* START Records shown *

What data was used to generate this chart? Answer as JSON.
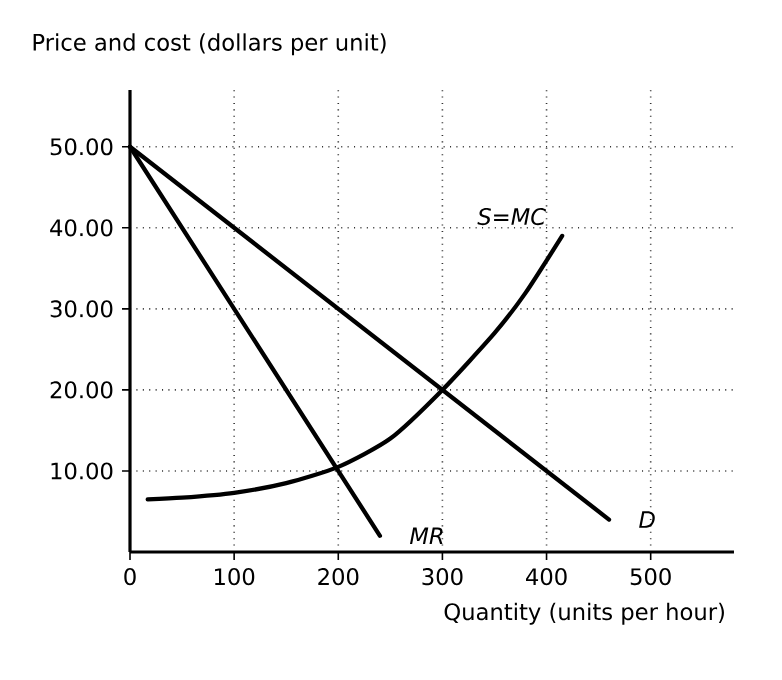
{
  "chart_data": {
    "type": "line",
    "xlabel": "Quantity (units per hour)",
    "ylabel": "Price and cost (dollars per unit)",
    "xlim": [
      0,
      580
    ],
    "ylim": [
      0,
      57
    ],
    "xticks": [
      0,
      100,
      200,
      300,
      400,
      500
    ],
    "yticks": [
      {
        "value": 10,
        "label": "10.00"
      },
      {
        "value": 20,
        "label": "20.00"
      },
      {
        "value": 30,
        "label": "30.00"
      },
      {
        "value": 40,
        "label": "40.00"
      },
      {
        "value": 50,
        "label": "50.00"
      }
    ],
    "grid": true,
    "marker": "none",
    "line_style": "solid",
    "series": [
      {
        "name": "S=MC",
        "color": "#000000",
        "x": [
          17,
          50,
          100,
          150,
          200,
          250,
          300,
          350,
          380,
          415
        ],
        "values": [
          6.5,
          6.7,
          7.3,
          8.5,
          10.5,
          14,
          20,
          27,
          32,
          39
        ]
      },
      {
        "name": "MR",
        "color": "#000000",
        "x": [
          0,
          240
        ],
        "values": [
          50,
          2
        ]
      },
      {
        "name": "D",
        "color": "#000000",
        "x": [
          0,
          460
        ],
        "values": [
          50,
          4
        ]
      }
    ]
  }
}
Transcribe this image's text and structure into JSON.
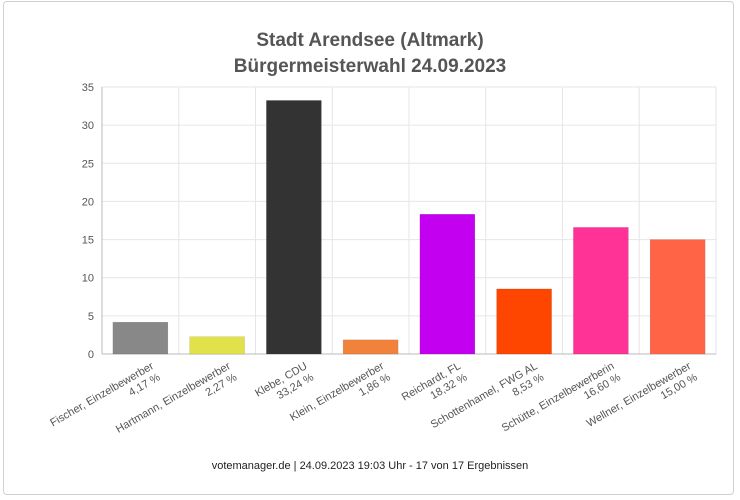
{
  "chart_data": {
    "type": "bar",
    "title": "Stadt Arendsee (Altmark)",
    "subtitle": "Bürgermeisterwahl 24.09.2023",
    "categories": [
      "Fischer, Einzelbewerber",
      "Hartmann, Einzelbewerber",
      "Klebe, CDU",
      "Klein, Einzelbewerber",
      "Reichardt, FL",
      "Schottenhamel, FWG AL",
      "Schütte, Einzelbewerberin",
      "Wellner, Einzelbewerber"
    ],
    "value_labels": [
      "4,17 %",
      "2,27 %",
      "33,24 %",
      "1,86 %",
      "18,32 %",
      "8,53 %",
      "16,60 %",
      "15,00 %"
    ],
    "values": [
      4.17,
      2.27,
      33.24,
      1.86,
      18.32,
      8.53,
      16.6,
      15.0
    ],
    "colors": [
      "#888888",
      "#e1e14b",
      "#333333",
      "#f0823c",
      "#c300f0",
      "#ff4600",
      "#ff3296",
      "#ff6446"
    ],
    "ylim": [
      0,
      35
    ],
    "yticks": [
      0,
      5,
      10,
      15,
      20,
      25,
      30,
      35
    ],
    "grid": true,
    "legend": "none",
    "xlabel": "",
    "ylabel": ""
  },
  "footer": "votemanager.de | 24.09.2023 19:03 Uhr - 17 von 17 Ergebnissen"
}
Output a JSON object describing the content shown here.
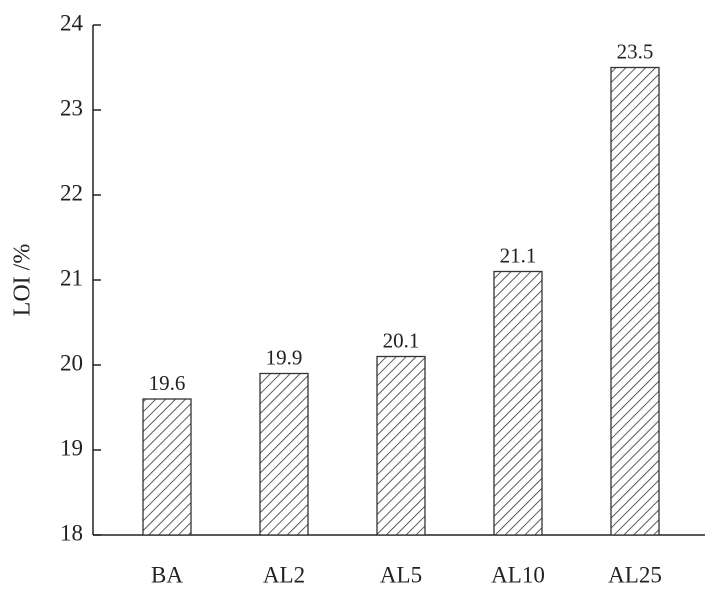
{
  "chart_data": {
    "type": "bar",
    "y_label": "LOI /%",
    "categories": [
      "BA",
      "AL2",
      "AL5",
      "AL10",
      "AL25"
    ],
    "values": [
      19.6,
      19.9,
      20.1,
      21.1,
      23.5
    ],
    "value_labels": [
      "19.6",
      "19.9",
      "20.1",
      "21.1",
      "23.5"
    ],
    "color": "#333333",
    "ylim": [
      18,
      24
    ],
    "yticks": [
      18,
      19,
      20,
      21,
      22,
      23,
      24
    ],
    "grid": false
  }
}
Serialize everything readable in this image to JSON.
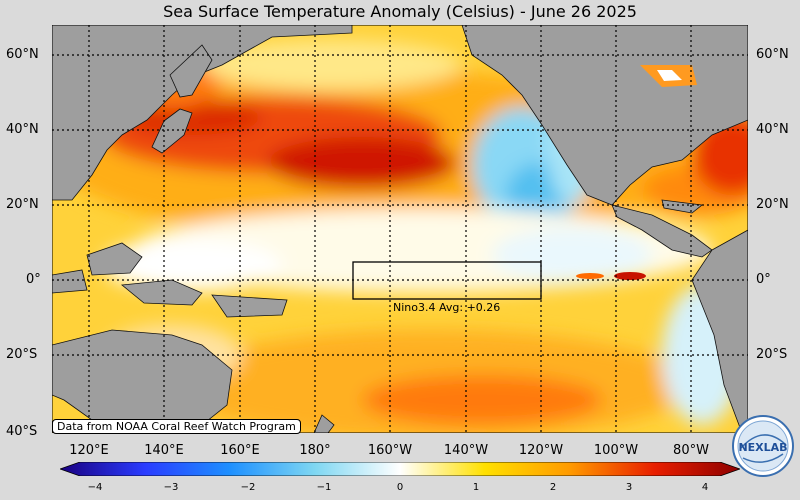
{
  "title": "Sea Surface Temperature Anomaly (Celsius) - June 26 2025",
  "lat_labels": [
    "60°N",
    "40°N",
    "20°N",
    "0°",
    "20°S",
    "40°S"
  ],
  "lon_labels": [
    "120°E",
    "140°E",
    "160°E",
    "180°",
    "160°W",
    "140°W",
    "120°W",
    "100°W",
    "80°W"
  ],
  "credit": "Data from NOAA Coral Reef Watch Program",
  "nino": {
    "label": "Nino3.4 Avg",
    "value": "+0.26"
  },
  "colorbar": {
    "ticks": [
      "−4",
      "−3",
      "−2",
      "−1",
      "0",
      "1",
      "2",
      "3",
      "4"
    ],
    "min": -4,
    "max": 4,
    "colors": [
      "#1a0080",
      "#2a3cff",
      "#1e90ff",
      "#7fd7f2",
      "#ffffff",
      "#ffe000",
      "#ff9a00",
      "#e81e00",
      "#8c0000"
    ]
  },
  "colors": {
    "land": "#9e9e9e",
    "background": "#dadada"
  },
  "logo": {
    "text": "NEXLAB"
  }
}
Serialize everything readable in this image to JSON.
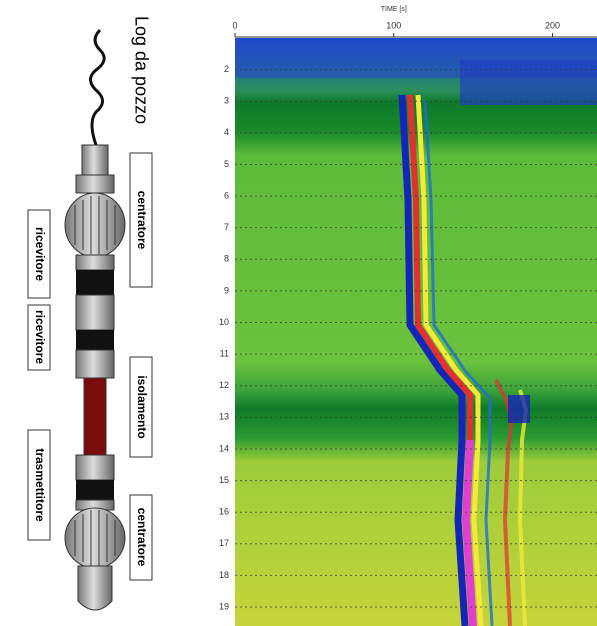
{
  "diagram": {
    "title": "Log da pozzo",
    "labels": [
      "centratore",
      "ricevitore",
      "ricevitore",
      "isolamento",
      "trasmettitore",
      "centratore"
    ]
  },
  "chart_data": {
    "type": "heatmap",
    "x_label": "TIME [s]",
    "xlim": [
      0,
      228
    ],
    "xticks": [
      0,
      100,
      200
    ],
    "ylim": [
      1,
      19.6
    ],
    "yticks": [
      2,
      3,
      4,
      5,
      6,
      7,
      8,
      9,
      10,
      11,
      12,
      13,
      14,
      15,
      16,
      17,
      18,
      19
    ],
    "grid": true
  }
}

* END Records shown *

> **Exercise task**
Find the lines above that include the string "ylabel" and copy them.

> **Answer in full**
    "ylabel": "Price and cost (dollars per unit)",
    "ylabel": ""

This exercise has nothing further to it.